## begin Records shown

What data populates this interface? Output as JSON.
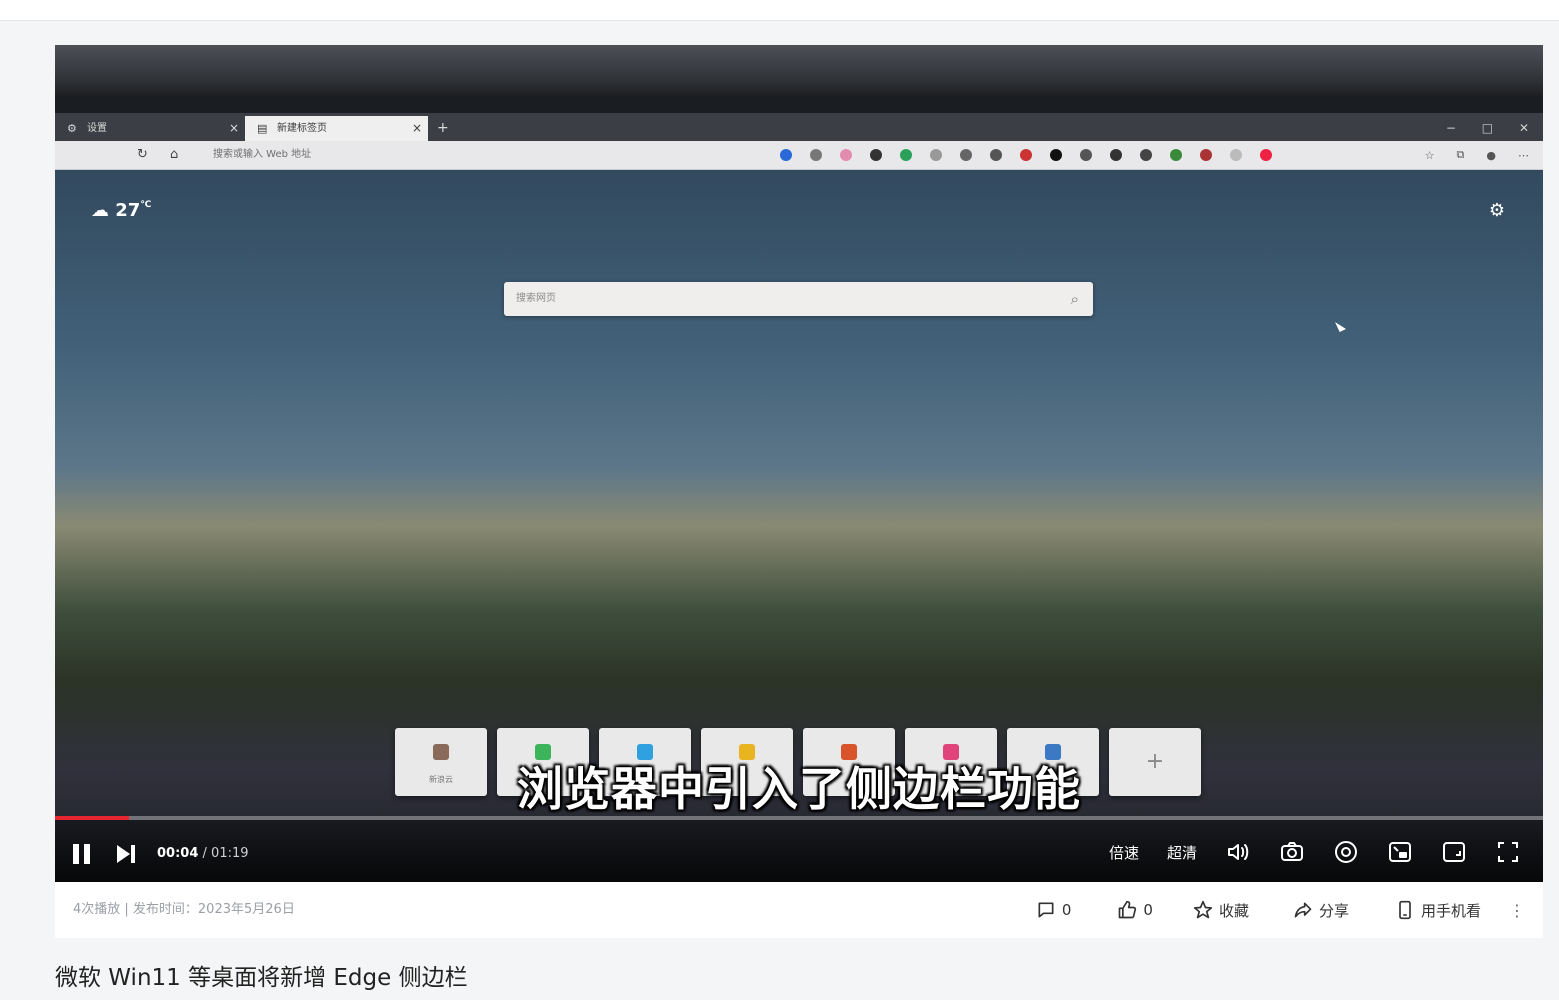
{
  "video": {
    "subtitle": "浏览器中引入了侧边栏功能",
    "current_time": "00:04",
    "separator": " / ",
    "duration": "01:19",
    "progress": 0.05,
    "controls": {
      "speed_label": "倍速",
      "quality_label": "超清"
    }
  },
  "embedded_browser": {
    "tabs": [
      {
        "label": "设置"
      },
      {
        "label": "新建标签页"
      }
    ],
    "address_placeholder": "搜索或输入 Web 地址",
    "weather": "27",
    "weather_unit": "℃",
    "search_placeholder": "搜索网页",
    "tiles": [
      {
        "label": "新浪云",
        "color": "#8a6b5a"
      },
      {
        "label": "",
        "color": "#3cb55a"
      },
      {
        "label": "",
        "color": "#2fa0e0"
      },
      {
        "label": "",
        "color": "#e8b520"
      },
      {
        "label": "",
        "color": "#d9532b"
      },
      {
        "label": "",
        "color": "#e0447a"
      },
      {
        "label": "",
        "color": "#3b79c4"
      }
    ]
  },
  "meta": {
    "text": "4次播放 | 发布时间：2023年5月26日"
  },
  "actions": {
    "comments": "0",
    "likes": "0",
    "favorite_label": "收藏",
    "share_label": "分享",
    "mobile_label": "用手机看"
  },
  "page": {
    "title": "微软 Win11 等桌面将新增 Edge 侧边栏"
  },
  "colors": {
    "progress_red": "#e6252f",
    "background": "#f4f5f6"
  }
}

## end Records shown

Your objective: Every record gets retyped exactly; no picture goes into the copy.

The completed task:
What data populates this interface? Output as JSON.
{
  "video": {
    "subtitle": "浏览器中引入了侧边栏功能",
    "current_time": "00:04",
    "separator": " / ",
    "duration": "01:19",
    "progress": 0.05,
    "controls": {
      "speed_label": "倍速",
      "quality_label": "超清"
    }
  },
  "embedded_browser": {
    "tabs": [
      {
        "label": "设置"
      },
      {
        "label": "新建标签页"
      }
    ],
    "address_placeholder": "搜索或输入 Web 地址",
    "weather": "27",
    "weather_unit": "℃",
    "search_placeholder": "搜索网页",
    "tiles": [
      {
        "label": "新浪云",
        "color": "#8a6b5a"
      },
      {
        "label": "",
        "color": "#3cb55a"
      },
      {
        "label": "",
        "color": "#2fa0e0"
      },
      {
        "label": "",
        "color": "#e8b520"
      },
      {
        "label": "",
        "color": "#d9532b"
      },
      {
        "label": "",
        "color": "#e0447a"
      },
      {
        "label": "",
        "color": "#3b79c4"
      }
    ]
  },
  "meta": {
    "text": "4次播放 | 发布时间：2023年5月26日"
  },
  "actions": {
    "comments": "0",
    "likes": "0",
    "favorite_label": "收藏",
    "share_label": "分享",
    "mobile_label": "用手机看"
  },
  "page": {
    "title": "微软 Win11 等桌面将新增 Edge 侧边栏"
  },
  "colors": {
    "progress_red": "#e6252f",
    "background": "#f4f5f6"
  }
}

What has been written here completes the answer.